Exercise requirements
Quote all entries in full, exactly.
[Begin The data]
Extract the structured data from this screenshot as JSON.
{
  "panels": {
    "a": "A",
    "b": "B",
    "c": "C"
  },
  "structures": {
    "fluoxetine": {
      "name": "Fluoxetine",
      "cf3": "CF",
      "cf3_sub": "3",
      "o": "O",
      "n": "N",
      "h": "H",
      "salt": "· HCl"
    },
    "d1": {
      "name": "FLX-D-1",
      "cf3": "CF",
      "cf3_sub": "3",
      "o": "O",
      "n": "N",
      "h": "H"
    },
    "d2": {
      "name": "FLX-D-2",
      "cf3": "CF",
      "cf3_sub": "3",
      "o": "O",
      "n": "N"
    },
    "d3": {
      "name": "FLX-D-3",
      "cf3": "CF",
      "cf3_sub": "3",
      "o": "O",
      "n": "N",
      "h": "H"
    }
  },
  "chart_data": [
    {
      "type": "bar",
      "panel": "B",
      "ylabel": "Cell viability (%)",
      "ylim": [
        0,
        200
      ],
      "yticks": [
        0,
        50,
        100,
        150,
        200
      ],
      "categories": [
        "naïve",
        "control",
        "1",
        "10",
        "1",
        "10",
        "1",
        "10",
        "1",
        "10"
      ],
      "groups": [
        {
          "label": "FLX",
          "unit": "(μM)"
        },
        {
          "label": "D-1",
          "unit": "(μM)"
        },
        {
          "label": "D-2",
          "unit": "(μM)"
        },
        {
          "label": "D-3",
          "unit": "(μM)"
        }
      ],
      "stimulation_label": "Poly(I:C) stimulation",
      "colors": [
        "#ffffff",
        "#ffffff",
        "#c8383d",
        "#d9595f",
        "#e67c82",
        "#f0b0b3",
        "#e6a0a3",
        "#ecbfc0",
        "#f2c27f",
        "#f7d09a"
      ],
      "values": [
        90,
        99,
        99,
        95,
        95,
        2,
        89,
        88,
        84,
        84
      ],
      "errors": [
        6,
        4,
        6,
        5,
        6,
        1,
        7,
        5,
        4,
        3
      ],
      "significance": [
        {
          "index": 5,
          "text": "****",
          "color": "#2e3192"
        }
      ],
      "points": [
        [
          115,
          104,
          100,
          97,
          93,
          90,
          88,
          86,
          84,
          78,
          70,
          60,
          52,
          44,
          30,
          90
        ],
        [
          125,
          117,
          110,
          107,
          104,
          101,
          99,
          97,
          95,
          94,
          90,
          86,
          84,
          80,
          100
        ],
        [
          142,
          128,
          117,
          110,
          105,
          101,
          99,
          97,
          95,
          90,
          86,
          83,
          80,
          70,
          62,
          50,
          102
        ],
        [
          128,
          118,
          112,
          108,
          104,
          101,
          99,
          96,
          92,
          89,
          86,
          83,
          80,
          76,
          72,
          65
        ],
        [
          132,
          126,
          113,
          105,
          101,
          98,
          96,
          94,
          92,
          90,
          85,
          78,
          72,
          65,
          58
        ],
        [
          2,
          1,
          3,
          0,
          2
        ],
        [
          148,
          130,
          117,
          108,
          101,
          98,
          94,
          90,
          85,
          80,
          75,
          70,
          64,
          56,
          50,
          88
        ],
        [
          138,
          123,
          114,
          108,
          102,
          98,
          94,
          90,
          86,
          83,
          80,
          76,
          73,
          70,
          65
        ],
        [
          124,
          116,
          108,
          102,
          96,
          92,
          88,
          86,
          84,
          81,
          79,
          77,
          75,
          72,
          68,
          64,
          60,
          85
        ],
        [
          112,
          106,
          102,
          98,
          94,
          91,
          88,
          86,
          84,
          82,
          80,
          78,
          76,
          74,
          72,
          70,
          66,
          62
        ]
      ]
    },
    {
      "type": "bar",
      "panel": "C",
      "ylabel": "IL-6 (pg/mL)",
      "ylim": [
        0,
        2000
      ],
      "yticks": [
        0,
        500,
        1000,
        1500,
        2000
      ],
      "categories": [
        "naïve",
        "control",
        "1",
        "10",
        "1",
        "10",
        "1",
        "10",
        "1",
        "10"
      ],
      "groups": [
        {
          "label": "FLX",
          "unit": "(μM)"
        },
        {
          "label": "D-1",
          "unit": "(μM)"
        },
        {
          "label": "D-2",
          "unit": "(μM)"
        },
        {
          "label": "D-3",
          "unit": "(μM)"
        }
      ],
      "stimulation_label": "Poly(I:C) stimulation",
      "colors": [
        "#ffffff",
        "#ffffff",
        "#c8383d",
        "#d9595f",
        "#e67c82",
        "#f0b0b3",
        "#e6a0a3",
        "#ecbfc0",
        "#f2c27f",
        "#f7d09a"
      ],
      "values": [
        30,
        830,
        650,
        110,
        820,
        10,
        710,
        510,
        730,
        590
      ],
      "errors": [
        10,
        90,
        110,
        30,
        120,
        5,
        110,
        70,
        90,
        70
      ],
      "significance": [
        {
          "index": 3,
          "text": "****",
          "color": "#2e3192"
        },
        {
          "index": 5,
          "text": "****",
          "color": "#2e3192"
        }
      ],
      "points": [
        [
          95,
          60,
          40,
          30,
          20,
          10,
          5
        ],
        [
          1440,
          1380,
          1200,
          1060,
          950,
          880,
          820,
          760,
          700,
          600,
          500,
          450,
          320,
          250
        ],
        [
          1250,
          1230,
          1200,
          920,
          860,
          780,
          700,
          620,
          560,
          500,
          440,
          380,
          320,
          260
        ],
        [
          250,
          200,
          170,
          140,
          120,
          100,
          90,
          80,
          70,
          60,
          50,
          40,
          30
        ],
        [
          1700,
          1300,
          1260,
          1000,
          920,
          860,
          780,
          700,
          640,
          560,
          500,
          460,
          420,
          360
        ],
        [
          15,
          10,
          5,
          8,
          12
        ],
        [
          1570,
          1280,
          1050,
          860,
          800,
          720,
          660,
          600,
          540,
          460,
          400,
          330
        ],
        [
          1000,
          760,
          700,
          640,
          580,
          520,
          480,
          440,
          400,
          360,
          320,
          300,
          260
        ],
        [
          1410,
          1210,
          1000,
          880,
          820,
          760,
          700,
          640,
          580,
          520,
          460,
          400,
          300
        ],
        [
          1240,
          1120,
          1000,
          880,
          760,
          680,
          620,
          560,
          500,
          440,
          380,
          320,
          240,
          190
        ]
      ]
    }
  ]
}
[End The data]
Full output
Extract the structured data from this screenshot as JSON.
{
  "panels": {
    "a": "A",
    "b": "B",
    "c": "C"
  },
  "structures": {
    "fluoxetine": {
      "name": "Fluoxetine",
      "cf3": "CF",
      "cf3_sub": "3",
      "o": "O",
      "n": "N",
      "h": "H",
      "salt": "· HCl"
    },
    "d1": {
      "name": "FLX-D-1",
      "cf3": "CF",
      "cf3_sub": "3",
      "o": "O",
      "n": "N",
      "h": "H"
    },
    "d2": {
      "name": "FLX-D-2",
      "cf3": "CF",
      "cf3_sub": "3",
      "o": "O",
      "n": "N"
    },
    "d3": {
      "name": "FLX-D-3",
      "cf3": "CF",
      "cf3_sub": "3",
      "o": "O",
      "n": "N",
      "h": "H"
    }
  },
  "chart_data": [
    {
      "type": "bar",
      "panel": "B",
      "ylabel": "Cell viability (%)",
      "ylim": [
        0,
        200
      ],
      "yticks": [
        0,
        50,
        100,
        150,
        200
      ],
      "categories": [
        "naïve",
        "control",
        "1",
        "10",
        "1",
        "10",
        "1",
        "10",
        "1",
        "10"
      ],
      "groups": [
        {
          "label": "FLX",
          "unit": "(μM)"
        },
        {
          "label": "D-1",
          "unit": "(μM)"
        },
        {
          "label": "D-2",
          "unit": "(μM)"
        },
        {
          "label": "D-3",
          "unit": "(μM)"
        }
      ],
      "stimulation_label": "Poly(I:C) stimulation",
      "colors": [
        "#ffffff",
        "#ffffff",
        "#c8383d",
        "#d9595f",
        "#e67c82",
        "#f0b0b3",
        "#e6a0a3",
        "#ecbfc0",
        "#f2c27f",
        "#f7d09a"
      ],
      "values": [
        90,
        99,
        99,
        95,
        95,
        2,
        89,
        88,
        84,
        84
      ],
      "errors": [
        6,
        4,
        6,
        5,
        6,
        1,
        7,
        5,
        4,
        3
      ],
      "significance": [
        {
          "index": 5,
          "text": "****",
          "color": "#2e3192"
        }
      ],
      "points": [
        [
          115,
          104,
          100,
          97,
          93,
          90,
          88,
          86,
          84,
          78,
          70,
          60,
          52,
          44,
          30,
          90
        ],
        [
          125,
          117,
          110,
          107,
          104,
          101,
          99,
          97,
          95,
          94,
          90,
          86,
          84,
          80,
          100
        ],
        [
          142,
          128,
          117,
          110,
          105,
          101,
          99,
          97,
          95,
          90,
          86,
          83,
          80,
          70,
          62,
          50,
          102
        ],
        [
          128,
          118,
          112,
          108,
          104,
          101,
          99,
          96,
          92,
          89,
          86,
          83,
          80,
          76,
          72,
          65
        ],
        [
          132,
          126,
          113,
          105,
          101,
          98,
          96,
          94,
          92,
          90,
          85,
          78,
          72,
          65,
          58
        ],
        [
          2,
          1,
          3,
          0,
          2
        ],
        [
          148,
          130,
          117,
          108,
          101,
          98,
          94,
          90,
          85,
          80,
          75,
          70,
          64,
          56,
          50,
          88
        ],
        [
          138,
          123,
          114,
          108,
          102,
          98,
          94,
          90,
          86,
          83,
          80,
          76,
          73,
          70,
          65
        ],
        [
          124,
          116,
          108,
          102,
          96,
          92,
          88,
          86,
          84,
          81,
          79,
          77,
          75,
          72,
          68,
          64,
          60,
          85
        ],
        [
          112,
          106,
          102,
          98,
          94,
          91,
          88,
          86,
          84,
          82,
          80,
          78,
          76,
          74,
          72,
          70,
          66,
          62
        ]
      ]
    },
    {
      "type": "bar",
      "panel": "C",
      "ylabel": "IL-6 (pg/mL)",
      "ylim": [
        0,
        2000
      ],
      "yticks": [
        0,
        500,
        1000,
        1500,
        2000
      ],
      "categories": [
        "naïve",
        "control",
        "1",
        "10",
        "1",
        "10",
        "1",
        "10",
        "1",
        "10"
      ],
      "groups": [
        {
          "label": "FLX",
          "unit": "(μM)"
        },
        {
          "label": "D-1",
          "unit": "(μM)"
        },
        {
          "label": "D-2",
          "unit": "(μM)"
        },
        {
          "label": "D-3",
          "unit": "(μM)"
        }
      ],
      "stimulation_label": "Poly(I:C) stimulation",
      "colors": [
        "#ffffff",
        "#ffffff",
        "#c8383d",
        "#d9595f",
        "#e67c82",
        "#f0b0b3",
        "#e6a0a3",
        "#ecbfc0",
        "#f2c27f",
        "#f7d09a"
      ],
      "values": [
        30,
        830,
        650,
        110,
        820,
        10,
        710,
        510,
        730,
        590
      ],
      "errors": [
        10,
        90,
        110,
        30,
        120,
        5,
        110,
        70,
        90,
        70
      ],
      "significance": [
        {
          "index": 3,
          "text": "****",
          "color": "#2e3192"
        },
        {
          "index": 5,
          "text": "****",
          "color": "#2e3192"
        }
      ],
      "points": [
        [
          95,
          60,
          40,
          30,
          20,
          10,
          5
        ],
        [
          1440,
          1380,
          1200,
          1060,
          950,
          880,
          820,
          760,
          700,
          600,
          500,
          450,
          320,
          250
        ],
        [
          1250,
          1230,
          1200,
          920,
          860,
          780,
          700,
          620,
          560,
          500,
          440,
          380,
          320,
          260
        ],
        [
          250,
          200,
          170,
          140,
          120,
          100,
          90,
          80,
          70,
          60,
          50,
          40,
          30
        ],
        [
          1700,
          1300,
          1260,
          1000,
          920,
          860,
          780,
          700,
          640,
          560,
          500,
          460,
          420,
          360
        ],
        [
          15,
          10,
          5,
          8,
          12
        ],
        [
          1570,
          1280,
          1050,
          860,
          800,
          720,
          660,
          600,
          540,
          460,
          400,
          330
        ],
        [
          1000,
          760,
          700,
          640,
          580,
          520,
          480,
          440,
          400,
          360,
          320,
          300,
          260
        ],
        [
          1410,
          1210,
          1000,
          880,
          820,
          760,
          700,
          640,
          580,
          520,
          460,
          400,
          300
        ],
        [
          1240,
          1120,
          1000,
          880,
          760,
          680,
          620,
          560,
          500,
          440,
          380,
          320,
          240,
          190
        ]
      ]
    }
  ]
}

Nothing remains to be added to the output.